◆ **What you have to do**: Retype the material that follows, keeping every word as it is.

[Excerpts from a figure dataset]

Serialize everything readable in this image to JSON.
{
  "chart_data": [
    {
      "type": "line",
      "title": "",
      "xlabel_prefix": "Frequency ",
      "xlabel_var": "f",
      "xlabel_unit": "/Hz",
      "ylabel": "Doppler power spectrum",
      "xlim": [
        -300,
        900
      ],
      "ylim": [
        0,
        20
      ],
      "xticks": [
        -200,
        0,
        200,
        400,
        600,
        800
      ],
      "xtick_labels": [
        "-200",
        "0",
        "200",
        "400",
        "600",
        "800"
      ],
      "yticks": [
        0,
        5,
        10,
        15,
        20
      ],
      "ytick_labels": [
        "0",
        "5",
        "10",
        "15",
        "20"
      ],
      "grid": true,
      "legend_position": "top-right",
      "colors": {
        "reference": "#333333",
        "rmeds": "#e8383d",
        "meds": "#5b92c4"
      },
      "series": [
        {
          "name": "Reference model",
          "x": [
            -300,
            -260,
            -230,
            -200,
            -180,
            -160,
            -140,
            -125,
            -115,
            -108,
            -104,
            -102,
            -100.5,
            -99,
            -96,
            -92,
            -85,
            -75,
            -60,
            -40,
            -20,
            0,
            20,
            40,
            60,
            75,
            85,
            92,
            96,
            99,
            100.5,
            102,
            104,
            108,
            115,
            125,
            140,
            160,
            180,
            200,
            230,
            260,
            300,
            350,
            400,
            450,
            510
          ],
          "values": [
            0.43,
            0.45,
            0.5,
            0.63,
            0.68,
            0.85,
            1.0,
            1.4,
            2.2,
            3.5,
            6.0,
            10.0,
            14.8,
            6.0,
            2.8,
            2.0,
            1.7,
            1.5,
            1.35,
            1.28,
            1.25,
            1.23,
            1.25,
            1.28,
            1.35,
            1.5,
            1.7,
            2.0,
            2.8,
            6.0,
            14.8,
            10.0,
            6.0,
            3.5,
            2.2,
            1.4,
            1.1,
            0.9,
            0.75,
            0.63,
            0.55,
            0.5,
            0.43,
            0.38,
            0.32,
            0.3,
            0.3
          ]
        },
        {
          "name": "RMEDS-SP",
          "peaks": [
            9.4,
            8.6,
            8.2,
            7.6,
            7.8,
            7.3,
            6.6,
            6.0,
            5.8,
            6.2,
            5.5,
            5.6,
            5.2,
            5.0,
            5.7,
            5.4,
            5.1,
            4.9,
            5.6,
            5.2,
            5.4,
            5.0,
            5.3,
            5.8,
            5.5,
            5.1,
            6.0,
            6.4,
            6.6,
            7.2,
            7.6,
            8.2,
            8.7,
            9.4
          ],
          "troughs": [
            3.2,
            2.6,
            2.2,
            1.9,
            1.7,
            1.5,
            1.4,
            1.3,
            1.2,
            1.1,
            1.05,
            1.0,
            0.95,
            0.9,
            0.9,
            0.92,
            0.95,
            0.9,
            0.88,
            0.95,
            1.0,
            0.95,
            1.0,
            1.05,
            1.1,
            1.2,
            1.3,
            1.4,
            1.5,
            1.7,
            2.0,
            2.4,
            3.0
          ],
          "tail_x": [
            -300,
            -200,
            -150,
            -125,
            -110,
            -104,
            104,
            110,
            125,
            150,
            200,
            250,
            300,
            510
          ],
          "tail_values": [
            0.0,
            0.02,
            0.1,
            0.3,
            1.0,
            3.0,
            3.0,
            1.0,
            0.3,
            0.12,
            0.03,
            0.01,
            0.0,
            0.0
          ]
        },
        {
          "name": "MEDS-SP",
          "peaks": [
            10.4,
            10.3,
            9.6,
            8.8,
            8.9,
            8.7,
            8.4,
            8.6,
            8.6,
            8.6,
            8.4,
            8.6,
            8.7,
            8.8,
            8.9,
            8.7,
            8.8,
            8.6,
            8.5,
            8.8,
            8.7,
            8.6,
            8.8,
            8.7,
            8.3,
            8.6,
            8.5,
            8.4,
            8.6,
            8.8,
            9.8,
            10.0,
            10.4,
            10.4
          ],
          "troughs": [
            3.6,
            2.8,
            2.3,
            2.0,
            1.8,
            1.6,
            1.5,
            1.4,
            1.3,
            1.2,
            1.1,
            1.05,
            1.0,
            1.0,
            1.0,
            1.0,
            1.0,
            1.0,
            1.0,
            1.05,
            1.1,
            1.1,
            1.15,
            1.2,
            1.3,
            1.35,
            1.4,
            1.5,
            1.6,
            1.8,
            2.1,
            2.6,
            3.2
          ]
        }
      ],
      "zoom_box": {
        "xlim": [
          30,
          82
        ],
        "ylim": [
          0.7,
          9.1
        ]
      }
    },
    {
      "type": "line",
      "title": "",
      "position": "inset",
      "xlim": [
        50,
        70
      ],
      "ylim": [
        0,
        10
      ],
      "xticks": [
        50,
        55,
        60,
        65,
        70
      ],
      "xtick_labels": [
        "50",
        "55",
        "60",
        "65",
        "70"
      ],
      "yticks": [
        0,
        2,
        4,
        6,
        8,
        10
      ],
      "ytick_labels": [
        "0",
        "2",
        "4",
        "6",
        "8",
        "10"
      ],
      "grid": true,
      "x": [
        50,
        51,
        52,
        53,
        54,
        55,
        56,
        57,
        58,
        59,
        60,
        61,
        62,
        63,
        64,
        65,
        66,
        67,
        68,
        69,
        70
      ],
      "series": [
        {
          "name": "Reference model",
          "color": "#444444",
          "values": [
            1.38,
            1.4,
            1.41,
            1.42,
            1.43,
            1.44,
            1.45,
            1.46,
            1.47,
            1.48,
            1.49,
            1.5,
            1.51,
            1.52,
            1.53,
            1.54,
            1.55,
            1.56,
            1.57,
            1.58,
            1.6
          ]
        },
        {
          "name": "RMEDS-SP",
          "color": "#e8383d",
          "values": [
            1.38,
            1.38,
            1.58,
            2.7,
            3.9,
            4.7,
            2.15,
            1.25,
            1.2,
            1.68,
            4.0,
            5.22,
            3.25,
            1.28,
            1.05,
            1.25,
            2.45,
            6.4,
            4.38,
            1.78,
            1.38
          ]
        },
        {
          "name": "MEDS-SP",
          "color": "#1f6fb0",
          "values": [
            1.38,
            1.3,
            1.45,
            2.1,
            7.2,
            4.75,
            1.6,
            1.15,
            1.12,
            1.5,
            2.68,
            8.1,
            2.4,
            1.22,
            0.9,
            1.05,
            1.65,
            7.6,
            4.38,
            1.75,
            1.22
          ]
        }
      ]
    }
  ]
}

◆ **Answer**:
Serialize everything readable in this image to JSON.
{
  "chart_data": [
    {
      "type": "line",
      "title": "",
      "xlabel_prefix": "Frequency ",
      "xlabel_var": "f",
      "xlabel_unit": "/Hz",
      "ylabel": "Doppler power spectrum",
      "xlim": [
        -300,
        900
      ],
      "ylim": [
        0,
        20
      ],
      "xticks": [
        -200,
        0,
        200,
        400,
        600,
        800
      ],
      "xtick_labels": [
        "-200",
        "0",
        "200",
        "400",
        "600",
        "800"
      ],
      "yticks": [
        0,
        5,
        10,
        15,
        20
      ],
      "ytick_labels": [
        "0",
        "5",
        "10",
        "15",
        "20"
      ],
      "grid": true,
      "legend_position": "top-right",
      "colors": {
        "reference": "#333333",
        "rmeds": "#e8383d",
        "meds": "#5b92c4"
      },
      "series": [
        {
          "name": "Reference model",
          "x": [
            -300,
            -260,
            -230,
            -200,
            -180,
            -160,
            -140,
            -125,
            -115,
            -108,
            -104,
            -102,
            -100.5,
            -99,
            -96,
            -92,
            -85,
            -75,
            -60,
            -40,
            -20,
            0,
            20,
            40,
            60,
            75,
            85,
            92,
            96,
            99,
            100.5,
            102,
            104,
            108,
            115,
            125,
            140,
            160,
            180,
            200,
            230,
            260,
            300,
            350,
            400,
            450,
            510
          ],
          "values": [
            0.43,
            0.45,
            0.5,
            0.63,
            0.68,
            0.85,
            1.0,
            1.4,
            2.2,
            3.5,
            6.0,
            10.0,
            14.8,
            6.0,
            2.8,
            2.0,
            1.7,
            1.5,
            1.35,
            1.28,
            1.25,
            1.23,
            1.25,
            1.28,
            1.35,
            1.5,
            1.7,
            2.0,
            2.8,
            6.0,
            14.8,
            10.0,
            6.0,
            3.5,
            2.2,
            1.4,
            1.1,
            0.9,
            0.75,
            0.63,
            0.55,
            0.5,
            0.43,
            0.38,
            0.32,
            0.3,
            0.3
          ]
        },
        {
          "name": "RMEDS-SP",
          "peaks": [
            9.4,
            8.6,
            8.2,
            7.6,
            7.8,
            7.3,
            6.6,
            6.0,
            5.8,
            6.2,
            5.5,
            5.6,
            5.2,
            5.0,
            5.7,
            5.4,
            5.1,
            4.9,
            5.6,
            5.2,
            5.4,
            5.0,
            5.3,
            5.8,
            5.5,
            5.1,
            6.0,
            6.4,
            6.6,
            7.2,
            7.6,
            8.2,
            8.7,
            9.4
          ],
          "troughs": [
            3.2,
            2.6,
            2.2,
            1.9,
            1.7,
            1.5,
            1.4,
            1.3,
            1.2,
            1.1,
            1.05,
            1.0,
            0.95,
            0.9,
            0.9,
            0.92,
            0.95,
            0.9,
            0.88,
            0.95,
            1.0,
            0.95,
            1.0,
            1.05,
            1.1,
            1.2,
            1.3,
            1.4,
            1.5,
            1.7,
            2.0,
            2.4,
            3.0
          ],
          "tail_x": [
            -300,
            -200,
            -150,
            -125,
            -110,
            -104,
            104,
            110,
            125,
            150,
            200,
            250,
            300,
            510
          ],
          "tail_values": [
            0.0,
            0.02,
            0.1,
            0.3,
            1.0,
            3.0,
            3.0,
            1.0,
            0.3,
            0.12,
            0.03,
            0.01,
            0.0,
            0.0
          ]
        },
        {
          "name": "MEDS-SP",
          "peaks": [
            10.4,
            10.3,
            9.6,
            8.8,
            8.9,
            8.7,
            8.4,
            8.6,
            8.6,
            8.6,
            8.4,
            8.6,
            8.7,
            8.8,
            8.9,
            8.7,
            8.8,
            8.6,
            8.5,
            8.8,
            8.7,
            8.6,
            8.8,
            8.7,
            8.3,
            8.6,
            8.5,
            8.4,
            8.6,
            8.8,
            9.8,
            10.0,
            10.4,
            10.4
          ],
          "troughs": [
            3.6,
            2.8,
            2.3,
            2.0,
            1.8,
            1.6,
            1.5,
            1.4,
            1.3,
            1.2,
            1.1,
            1.05,
            1.0,
            1.0,
            1.0,
            1.0,
            1.0,
            1.0,
            1.0,
            1.05,
            1.1,
            1.1,
            1.15,
            1.2,
            1.3,
            1.35,
            1.4,
            1.5,
            1.6,
            1.8,
            2.1,
            2.6,
            3.2
          ]
        }
      ],
      "zoom_box": {
        "xlim": [
          30,
          82
        ],
        "ylim": [
          0.7,
          9.1
        ]
      }
    },
    {
      "type": "line",
      "title": "",
      "position": "inset",
      "xlim": [
        50,
        70
      ],
      "ylim": [
        0,
        10
      ],
      "xticks": [
        50,
        55,
        60,
        65,
        70
      ],
      "xtick_labels": [
        "50",
        "55",
        "60",
        "65",
        "70"
      ],
      "yticks": [
        0,
        2,
        4,
        6,
        8,
        10
      ],
      "ytick_labels": [
        "0",
        "2",
        "4",
        "6",
        "8",
        "10"
      ],
      "grid": true,
      "x": [
        50,
        51,
        52,
        53,
        54,
        55,
        56,
        57,
        58,
        59,
        60,
        61,
        62,
        63,
        64,
        65,
        66,
        67,
        68,
        69,
        70
      ],
      "series": [
        {
          "name": "Reference model",
          "color": "#444444",
          "values": [
            1.38,
            1.4,
            1.41,
            1.42,
            1.43,
            1.44,
            1.45,
            1.46,
            1.47,
            1.48,
            1.49,
            1.5,
            1.51,
            1.52,
            1.53,
            1.54,
            1.55,
            1.56,
            1.57,
            1.58,
            1.6
          ]
        },
        {
          "name": "RMEDS-SP",
          "color": "#e8383d",
          "values": [
            1.38,
            1.38,
            1.58,
            2.7,
            3.9,
            4.7,
            2.15,
            1.25,
            1.2,
            1.68,
            4.0,
            5.22,
            3.25,
            1.28,
            1.05,
            1.25,
            2.45,
            6.4,
            4.38,
            1.78,
            1.38
          ]
        },
        {
          "name": "MEDS-SP",
          "color": "#1f6fb0",
          "values": [
            1.38,
            1.3,
            1.45,
            2.1,
            7.2,
            4.75,
            1.6,
            1.15,
            1.12,
            1.5,
            2.68,
            8.1,
            2.4,
            1.22,
            0.9,
            1.05,
            1.65,
            7.6,
            4.38,
            1.75,
            1.22
          ]
        }
      ]
    }
  ]
}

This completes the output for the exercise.